To be done — Decide whether each statement below agrees with the post introducing Workflows, answering yes or no and quoting the deciding words from the post. (a) Workflows is described as a simple UI for building automations. (b) The post was last updated in January 2025. (c) AppSec teams are expected to go through scan issues manually.

+++ Text

Charlie Klein - Director of Product Marketing at Jit
By Charlie Klein

Updated February 12, 2025.

Introducing Workflows: Automate Vulnerability Triage While Staying Focused on Real Risks

Security teams and developers are drowning in product security alerts. Every security scan generates a flood of issues, and manually reviewing, prioritizing, and assigning each one is time-consuming and inefficient. The result? Critical risks get buried in long backlogs, while developers waste time chasing issues that don’t actually introduce real risk.

That’s why we built Workflows—a simple UI that makes it easy to build automations that accelerate vulnerability triage based on contextual factors, like whether the vulnerability is “in production” or “internet-facing”.

With Workflows, our customers can ensure that the right security issues get to the right teams at the right time – but only if they introduce real risk. For this reason, critical risks never fall through the cracks and development teams aren’t overwhelmed with security issues.



Why We Built Workflows

Security teams need to ensure that vulnerabilities are identified and addressed before they become real threats. But today, they’re overwhelmed by sheer alert volume, forcing them into a tedious and time-consuming triage process.

Product security scans generate hundreds or thousands of issues, and AppSec teams are expected to manually sift through them to determine which ones actually matter. For every issue, they need to:

  1. Review the vulnerability – Is it exploitable? Does it impact production?

++++++
+++ Provided records

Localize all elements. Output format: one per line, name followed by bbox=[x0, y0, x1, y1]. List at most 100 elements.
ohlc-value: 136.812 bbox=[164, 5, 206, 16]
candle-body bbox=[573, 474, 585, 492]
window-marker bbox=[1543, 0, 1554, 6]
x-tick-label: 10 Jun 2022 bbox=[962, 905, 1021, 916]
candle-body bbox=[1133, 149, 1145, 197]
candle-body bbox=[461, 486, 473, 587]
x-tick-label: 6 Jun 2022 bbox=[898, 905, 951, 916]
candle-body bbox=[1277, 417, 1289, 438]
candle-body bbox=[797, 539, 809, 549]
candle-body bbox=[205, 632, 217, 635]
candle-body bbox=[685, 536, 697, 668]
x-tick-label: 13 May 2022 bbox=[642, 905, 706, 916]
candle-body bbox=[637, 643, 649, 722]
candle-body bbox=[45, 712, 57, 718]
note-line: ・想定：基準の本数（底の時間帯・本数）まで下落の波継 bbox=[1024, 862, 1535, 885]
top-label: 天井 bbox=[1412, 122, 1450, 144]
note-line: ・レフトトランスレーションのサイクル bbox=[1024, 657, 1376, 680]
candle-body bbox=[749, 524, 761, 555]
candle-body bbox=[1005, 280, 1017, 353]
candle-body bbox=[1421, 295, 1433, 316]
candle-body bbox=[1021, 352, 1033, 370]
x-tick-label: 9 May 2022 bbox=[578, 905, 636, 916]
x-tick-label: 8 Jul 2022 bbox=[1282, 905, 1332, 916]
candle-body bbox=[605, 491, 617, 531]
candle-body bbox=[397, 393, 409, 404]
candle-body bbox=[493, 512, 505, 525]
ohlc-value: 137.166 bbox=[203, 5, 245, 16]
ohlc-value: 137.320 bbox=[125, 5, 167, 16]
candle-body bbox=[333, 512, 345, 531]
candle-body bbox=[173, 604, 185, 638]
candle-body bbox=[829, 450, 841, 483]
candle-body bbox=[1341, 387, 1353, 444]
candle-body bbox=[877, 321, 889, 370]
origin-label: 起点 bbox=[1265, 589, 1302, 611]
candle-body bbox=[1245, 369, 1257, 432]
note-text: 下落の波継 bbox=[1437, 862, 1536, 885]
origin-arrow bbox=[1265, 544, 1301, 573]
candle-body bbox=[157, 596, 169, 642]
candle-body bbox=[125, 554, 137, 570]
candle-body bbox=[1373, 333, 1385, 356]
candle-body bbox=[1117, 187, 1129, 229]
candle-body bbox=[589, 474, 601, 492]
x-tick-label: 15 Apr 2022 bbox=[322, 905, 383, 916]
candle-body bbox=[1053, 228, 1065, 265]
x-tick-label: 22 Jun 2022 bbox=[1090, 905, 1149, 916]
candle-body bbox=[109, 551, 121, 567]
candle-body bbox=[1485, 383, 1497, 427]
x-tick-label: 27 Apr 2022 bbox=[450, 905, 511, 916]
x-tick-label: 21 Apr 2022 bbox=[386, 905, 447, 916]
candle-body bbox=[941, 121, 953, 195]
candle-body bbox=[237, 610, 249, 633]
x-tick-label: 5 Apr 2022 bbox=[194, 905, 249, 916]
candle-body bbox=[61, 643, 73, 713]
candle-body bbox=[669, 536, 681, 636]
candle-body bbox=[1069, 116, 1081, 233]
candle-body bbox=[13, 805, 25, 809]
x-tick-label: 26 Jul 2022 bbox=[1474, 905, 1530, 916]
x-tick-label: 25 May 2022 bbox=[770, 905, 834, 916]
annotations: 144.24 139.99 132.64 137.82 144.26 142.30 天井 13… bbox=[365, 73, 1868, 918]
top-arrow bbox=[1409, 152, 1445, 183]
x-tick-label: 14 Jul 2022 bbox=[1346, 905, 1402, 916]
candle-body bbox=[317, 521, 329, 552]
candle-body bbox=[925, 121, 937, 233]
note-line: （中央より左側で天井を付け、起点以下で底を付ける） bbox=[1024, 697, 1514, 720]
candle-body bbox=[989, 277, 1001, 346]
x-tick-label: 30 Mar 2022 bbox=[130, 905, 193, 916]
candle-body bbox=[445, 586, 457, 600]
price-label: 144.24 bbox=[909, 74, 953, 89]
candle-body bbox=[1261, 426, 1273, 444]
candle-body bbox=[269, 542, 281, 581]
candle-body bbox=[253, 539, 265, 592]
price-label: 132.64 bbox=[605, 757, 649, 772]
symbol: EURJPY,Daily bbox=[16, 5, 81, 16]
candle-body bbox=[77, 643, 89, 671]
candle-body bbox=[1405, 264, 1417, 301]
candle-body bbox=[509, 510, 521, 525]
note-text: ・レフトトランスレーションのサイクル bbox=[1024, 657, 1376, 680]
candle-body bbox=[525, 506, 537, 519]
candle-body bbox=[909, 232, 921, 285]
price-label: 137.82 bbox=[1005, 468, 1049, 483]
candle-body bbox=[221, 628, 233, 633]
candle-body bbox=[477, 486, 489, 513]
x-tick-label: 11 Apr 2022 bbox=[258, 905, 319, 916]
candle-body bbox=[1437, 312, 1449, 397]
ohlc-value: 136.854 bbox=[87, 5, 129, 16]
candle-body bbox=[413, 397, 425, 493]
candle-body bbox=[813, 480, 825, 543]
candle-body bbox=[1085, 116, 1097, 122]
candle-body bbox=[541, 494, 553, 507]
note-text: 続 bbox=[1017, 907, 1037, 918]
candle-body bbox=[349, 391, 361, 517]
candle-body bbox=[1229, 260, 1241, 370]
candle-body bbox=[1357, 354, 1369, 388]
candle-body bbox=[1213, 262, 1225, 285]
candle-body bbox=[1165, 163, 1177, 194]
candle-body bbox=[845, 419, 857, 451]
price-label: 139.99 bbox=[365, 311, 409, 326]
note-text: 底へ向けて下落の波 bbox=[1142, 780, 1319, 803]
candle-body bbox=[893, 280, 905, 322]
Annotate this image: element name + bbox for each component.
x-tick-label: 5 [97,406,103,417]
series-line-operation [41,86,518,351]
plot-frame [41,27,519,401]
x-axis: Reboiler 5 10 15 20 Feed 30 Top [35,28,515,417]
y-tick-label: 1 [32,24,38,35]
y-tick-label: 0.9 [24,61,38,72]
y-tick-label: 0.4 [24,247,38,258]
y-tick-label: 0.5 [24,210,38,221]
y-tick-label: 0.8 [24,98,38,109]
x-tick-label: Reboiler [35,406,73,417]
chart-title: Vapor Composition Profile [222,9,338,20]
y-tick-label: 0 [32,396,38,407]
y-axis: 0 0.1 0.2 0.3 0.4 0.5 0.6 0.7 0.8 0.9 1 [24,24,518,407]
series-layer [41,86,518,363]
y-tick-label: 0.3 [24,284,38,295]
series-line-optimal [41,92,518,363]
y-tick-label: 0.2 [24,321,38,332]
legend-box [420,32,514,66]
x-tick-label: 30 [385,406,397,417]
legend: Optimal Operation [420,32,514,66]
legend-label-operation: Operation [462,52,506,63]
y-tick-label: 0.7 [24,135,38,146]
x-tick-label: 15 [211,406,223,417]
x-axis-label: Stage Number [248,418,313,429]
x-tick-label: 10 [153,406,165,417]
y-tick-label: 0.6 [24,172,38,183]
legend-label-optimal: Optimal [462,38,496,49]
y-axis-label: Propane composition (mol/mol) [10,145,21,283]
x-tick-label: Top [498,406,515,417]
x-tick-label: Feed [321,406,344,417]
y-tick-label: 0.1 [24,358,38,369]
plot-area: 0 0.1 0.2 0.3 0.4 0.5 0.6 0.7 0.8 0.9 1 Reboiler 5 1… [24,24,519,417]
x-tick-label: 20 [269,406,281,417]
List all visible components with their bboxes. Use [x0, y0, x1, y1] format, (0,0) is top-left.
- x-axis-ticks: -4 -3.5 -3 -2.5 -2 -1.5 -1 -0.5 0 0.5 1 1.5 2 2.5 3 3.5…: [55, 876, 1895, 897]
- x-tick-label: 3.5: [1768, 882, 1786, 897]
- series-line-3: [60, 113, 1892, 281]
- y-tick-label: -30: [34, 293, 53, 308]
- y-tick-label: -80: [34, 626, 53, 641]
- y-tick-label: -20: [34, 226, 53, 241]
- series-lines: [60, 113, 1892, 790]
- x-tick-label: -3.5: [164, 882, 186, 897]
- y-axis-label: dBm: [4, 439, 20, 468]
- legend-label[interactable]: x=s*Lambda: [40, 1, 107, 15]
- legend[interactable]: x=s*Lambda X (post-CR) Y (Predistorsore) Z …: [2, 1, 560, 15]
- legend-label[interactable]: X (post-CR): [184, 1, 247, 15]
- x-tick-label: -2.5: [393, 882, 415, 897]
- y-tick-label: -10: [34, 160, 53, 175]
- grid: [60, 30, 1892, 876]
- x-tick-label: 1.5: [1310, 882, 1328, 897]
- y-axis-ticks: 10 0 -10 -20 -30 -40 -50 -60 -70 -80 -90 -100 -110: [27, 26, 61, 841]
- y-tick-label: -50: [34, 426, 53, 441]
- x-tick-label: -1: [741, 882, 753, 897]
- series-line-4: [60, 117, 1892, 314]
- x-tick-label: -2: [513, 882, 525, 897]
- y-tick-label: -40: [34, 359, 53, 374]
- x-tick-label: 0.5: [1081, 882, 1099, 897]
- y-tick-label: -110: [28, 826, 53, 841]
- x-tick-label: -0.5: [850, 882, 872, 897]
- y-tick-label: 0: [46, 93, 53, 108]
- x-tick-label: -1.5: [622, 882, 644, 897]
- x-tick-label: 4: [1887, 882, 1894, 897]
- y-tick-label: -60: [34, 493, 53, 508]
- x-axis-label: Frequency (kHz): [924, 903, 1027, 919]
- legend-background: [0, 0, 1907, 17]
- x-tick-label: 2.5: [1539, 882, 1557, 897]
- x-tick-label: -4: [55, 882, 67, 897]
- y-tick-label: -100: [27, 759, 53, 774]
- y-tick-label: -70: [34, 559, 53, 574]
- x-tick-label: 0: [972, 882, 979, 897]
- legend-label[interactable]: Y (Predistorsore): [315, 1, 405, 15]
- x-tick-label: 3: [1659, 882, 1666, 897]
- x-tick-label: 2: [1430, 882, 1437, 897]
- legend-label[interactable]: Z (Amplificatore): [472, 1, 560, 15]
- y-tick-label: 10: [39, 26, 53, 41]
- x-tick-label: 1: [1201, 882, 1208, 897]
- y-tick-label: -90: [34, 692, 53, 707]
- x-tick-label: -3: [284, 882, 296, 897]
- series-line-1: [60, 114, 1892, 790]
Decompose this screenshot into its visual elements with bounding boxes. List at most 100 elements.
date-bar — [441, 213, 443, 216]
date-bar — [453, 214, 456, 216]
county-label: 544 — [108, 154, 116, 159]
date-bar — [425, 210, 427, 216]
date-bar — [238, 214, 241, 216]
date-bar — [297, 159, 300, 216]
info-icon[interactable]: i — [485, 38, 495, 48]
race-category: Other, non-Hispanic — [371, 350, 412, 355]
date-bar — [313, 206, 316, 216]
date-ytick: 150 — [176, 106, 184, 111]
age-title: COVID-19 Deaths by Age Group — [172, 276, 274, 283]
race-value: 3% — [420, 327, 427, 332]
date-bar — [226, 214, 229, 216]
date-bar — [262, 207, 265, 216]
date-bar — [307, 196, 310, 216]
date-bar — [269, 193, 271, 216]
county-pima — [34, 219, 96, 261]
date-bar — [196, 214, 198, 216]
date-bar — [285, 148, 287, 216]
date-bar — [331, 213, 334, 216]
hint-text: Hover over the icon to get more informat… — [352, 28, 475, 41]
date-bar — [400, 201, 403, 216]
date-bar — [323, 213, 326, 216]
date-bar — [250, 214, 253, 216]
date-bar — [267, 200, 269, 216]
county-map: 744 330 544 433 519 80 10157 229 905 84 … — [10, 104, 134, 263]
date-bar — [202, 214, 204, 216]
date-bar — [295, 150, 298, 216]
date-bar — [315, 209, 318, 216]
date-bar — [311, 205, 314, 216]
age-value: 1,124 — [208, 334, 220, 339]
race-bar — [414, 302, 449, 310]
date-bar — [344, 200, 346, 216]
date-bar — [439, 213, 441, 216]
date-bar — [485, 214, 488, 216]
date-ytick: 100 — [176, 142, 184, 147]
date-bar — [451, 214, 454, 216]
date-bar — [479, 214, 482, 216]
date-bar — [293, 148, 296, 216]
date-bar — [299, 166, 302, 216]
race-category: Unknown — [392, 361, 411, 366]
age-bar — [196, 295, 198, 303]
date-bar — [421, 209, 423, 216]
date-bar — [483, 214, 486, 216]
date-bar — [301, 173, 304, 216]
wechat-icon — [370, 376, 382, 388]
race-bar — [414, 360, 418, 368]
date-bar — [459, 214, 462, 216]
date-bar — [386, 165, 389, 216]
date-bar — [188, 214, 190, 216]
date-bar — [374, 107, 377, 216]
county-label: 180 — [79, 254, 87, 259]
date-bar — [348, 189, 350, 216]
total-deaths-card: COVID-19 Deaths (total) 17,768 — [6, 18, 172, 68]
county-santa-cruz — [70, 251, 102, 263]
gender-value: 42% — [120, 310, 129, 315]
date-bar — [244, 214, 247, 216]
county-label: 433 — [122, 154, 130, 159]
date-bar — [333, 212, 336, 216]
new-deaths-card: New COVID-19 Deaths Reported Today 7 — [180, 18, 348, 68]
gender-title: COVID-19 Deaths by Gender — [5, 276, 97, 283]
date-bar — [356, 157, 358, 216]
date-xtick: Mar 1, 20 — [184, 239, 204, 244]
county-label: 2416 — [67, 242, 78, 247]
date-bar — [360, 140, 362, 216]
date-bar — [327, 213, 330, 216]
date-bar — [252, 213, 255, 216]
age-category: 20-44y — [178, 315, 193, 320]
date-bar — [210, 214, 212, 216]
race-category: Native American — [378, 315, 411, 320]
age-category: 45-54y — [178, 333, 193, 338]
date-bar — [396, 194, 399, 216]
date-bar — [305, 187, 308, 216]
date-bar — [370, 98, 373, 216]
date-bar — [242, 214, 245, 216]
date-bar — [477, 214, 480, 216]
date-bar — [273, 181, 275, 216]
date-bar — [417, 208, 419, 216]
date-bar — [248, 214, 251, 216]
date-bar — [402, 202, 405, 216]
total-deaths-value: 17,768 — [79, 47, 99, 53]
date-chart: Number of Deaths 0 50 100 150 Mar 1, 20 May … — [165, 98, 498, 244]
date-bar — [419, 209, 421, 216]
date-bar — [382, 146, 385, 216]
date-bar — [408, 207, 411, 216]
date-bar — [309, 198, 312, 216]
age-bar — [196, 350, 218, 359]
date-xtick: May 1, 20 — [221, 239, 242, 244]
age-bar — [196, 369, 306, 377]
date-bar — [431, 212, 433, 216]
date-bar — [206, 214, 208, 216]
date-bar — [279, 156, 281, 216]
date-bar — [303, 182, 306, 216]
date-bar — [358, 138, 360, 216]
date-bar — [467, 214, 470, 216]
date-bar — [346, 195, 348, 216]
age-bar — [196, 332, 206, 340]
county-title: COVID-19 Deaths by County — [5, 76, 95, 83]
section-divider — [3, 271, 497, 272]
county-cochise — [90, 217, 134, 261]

++++++

Task solution —
(a) Yes: "a simple UI that makes it easy to build automations that accelerate vulnerability triage"
(b) No: "Updated February 12, 2025."
(c) Yes: "AppSec teams are expected to manually sift through them to determine which ones actually matter"